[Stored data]
---------------

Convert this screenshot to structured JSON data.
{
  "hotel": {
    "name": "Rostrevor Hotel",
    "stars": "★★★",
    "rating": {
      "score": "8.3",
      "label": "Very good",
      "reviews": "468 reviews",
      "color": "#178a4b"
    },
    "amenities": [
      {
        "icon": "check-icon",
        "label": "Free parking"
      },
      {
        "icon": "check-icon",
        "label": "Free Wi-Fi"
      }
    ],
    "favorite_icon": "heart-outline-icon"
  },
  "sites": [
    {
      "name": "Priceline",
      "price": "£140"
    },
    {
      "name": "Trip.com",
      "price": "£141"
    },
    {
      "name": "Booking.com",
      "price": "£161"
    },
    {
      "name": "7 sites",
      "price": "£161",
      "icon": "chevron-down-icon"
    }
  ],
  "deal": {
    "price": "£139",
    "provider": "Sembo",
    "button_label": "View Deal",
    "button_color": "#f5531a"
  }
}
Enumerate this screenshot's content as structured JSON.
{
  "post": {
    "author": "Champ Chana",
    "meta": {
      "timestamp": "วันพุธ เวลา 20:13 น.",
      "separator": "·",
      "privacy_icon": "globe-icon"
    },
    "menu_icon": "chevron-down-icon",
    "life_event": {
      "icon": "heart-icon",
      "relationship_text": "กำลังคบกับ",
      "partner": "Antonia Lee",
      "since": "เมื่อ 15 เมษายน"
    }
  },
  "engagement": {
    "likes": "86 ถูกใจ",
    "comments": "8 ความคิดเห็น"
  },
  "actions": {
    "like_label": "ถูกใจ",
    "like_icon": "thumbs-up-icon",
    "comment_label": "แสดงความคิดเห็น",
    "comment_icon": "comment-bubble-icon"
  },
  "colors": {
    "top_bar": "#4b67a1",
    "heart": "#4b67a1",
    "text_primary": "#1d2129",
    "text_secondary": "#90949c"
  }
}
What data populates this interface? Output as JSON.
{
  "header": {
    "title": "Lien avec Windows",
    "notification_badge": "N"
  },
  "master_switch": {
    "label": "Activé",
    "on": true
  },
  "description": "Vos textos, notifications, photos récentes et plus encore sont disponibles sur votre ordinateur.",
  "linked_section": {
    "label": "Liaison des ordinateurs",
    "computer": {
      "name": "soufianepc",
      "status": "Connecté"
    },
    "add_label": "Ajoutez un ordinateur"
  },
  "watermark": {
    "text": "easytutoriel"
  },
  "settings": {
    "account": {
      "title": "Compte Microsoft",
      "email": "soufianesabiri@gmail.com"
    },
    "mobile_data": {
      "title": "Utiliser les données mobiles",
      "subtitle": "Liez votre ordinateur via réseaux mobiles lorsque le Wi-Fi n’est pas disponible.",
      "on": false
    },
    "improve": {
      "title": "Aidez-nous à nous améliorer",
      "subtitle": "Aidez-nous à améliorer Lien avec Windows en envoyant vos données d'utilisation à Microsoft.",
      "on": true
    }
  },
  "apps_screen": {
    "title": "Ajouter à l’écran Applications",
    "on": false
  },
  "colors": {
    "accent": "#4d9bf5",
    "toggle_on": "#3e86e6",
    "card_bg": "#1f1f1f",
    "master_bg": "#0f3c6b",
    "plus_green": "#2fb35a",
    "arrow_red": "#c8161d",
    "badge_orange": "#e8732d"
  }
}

---------------

:: Aim ::
Determine the number of lines in the data that contain "Aidez" as a word or string, and state only that number.

:: Correct result ::
2